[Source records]
-- begin --
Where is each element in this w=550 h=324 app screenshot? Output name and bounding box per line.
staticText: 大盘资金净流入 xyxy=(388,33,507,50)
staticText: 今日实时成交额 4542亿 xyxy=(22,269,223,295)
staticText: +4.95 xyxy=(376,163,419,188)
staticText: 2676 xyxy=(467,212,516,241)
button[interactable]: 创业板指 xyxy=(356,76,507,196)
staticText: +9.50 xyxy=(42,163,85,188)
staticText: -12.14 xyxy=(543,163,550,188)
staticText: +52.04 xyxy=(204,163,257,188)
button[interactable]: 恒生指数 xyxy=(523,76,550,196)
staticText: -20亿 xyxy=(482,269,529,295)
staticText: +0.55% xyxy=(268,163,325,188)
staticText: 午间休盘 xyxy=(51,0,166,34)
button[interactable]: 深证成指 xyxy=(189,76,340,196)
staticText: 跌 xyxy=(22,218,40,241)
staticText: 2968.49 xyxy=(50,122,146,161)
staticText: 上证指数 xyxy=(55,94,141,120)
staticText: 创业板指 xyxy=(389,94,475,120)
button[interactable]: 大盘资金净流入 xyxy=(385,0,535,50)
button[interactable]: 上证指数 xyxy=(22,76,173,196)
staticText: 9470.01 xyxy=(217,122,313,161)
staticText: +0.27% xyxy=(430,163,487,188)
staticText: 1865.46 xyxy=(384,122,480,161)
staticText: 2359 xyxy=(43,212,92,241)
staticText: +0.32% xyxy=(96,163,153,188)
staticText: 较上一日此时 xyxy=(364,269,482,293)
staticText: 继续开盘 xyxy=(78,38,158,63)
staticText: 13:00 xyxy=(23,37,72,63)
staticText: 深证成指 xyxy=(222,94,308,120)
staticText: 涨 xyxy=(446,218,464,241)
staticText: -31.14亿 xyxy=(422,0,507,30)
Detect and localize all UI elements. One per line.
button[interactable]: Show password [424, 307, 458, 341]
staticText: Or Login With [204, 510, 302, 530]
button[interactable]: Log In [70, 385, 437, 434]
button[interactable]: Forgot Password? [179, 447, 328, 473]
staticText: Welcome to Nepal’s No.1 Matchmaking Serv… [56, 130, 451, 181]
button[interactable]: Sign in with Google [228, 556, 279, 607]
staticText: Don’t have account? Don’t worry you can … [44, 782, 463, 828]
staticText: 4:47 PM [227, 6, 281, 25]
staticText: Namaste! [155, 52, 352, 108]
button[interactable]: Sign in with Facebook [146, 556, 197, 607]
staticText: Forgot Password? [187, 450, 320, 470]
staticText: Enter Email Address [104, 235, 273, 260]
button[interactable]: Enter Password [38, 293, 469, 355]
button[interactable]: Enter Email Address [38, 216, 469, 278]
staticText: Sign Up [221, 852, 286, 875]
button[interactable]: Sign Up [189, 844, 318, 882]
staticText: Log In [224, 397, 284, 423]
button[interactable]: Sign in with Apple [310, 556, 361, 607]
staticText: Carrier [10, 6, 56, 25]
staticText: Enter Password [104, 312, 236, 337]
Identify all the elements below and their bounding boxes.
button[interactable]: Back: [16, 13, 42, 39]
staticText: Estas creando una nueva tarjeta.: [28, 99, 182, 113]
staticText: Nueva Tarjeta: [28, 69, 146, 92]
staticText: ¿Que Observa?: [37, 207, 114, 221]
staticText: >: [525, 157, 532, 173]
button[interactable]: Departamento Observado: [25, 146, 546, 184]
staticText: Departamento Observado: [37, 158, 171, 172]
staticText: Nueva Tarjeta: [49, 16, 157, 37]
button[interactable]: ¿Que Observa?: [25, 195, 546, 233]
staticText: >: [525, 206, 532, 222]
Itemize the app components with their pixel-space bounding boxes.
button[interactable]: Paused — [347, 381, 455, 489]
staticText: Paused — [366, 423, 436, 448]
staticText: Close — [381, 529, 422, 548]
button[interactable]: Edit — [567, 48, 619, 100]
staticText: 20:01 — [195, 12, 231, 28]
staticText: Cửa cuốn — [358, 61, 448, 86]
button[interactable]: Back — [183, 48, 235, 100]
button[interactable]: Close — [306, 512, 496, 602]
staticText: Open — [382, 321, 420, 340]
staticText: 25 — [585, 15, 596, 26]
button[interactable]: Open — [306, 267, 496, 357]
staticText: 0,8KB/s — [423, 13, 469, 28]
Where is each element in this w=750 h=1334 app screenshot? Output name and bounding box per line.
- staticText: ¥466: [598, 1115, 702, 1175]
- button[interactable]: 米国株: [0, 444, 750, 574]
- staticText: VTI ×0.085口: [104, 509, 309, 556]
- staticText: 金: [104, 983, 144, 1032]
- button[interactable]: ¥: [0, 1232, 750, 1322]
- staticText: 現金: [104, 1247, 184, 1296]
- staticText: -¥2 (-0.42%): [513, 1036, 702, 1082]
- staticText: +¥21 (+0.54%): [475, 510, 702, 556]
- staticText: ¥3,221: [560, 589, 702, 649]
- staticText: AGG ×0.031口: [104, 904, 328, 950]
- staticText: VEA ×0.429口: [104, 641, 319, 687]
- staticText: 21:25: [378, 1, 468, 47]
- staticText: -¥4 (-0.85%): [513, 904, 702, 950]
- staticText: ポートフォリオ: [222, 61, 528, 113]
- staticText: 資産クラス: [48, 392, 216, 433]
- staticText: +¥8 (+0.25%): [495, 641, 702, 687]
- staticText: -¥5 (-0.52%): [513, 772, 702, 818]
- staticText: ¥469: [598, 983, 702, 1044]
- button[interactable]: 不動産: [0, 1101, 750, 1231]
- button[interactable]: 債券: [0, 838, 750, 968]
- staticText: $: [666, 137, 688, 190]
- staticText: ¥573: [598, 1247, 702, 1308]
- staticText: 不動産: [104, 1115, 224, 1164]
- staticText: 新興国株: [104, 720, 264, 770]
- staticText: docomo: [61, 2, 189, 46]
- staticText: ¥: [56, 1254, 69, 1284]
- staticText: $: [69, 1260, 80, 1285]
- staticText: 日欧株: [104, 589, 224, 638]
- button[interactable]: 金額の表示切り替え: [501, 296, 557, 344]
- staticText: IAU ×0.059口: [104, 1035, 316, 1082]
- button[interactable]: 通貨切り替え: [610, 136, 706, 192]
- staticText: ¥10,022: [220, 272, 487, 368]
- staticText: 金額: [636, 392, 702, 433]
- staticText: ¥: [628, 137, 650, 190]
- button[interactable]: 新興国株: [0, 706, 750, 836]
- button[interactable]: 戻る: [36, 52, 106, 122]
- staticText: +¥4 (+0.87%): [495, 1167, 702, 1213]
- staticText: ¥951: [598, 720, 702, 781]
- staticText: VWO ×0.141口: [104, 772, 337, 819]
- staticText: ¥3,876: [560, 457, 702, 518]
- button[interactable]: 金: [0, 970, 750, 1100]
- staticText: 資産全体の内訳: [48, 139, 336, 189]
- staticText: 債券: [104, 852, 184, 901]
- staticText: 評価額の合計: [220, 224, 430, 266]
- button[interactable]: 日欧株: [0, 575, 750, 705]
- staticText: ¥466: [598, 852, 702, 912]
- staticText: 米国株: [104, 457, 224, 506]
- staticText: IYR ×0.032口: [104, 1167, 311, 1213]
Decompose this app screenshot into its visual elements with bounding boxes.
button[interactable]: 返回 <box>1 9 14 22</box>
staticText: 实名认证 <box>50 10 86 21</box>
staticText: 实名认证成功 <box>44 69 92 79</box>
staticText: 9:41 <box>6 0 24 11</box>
-- end --
YOUR OBJECTIVE
Can you copy the rows above unchanged, starting at the first row of the source records and going on through the row that contains "staticText: +0.32% xyxy=(96,163,153,188)"?

FULL SOLUTION
Where is each element in this w=550 h=324 app screenshot? Output name and bounding box per line.
staticText: 大盘资金净流入 xyxy=(388,33,507,50)
staticText: 今日实时成交额 4542亿 xyxy=(22,269,223,295)
staticText: +4.95 xyxy=(376,163,419,188)
staticText: 2676 xyxy=(467,212,516,241)
button[interactable]: 创业板指 xyxy=(356,76,507,196)
staticText: +9.50 xyxy=(42,163,85,188)
staticText: -12.14 xyxy=(543,163,550,188)
staticText: +52.04 xyxy=(204,163,257,188)
button[interactable]: 恒生指数 xyxy=(523,76,550,196)
staticText: -20亿 xyxy=(482,269,529,295)
staticText: +0.55% xyxy=(268,163,325,188)
staticText: 午间休盘 xyxy=(51,0,166,34)
button[interactable]: 深证成指 xyxy=(189,76,340,196)
staticText: 跌 xyxy=(22,218,40,241)
staticText: 2968.49 xyxy=(50,122,146,161)
staticText: 上证指数 xyxy=(55,94,141,120)
staticText: 创业板指 xyxy=(389,94,475,120)
button[interactable]: 大盘资金净流入 xyxy=(385,0,535,50)
button[interactable]: 上证指数 xyxy=(22,76,173,196)
staticText: 9470.01 xyxy=(217,122,313,161)
staticText: +0.27% xyxy=(430,163,487,188)
staticText: 1865.46 xyxy=(384,122,480,161)
staticText: 2359 xyxy=(43,212,92,241)
staticText: +0.32% xyxy=(96,163,153,188)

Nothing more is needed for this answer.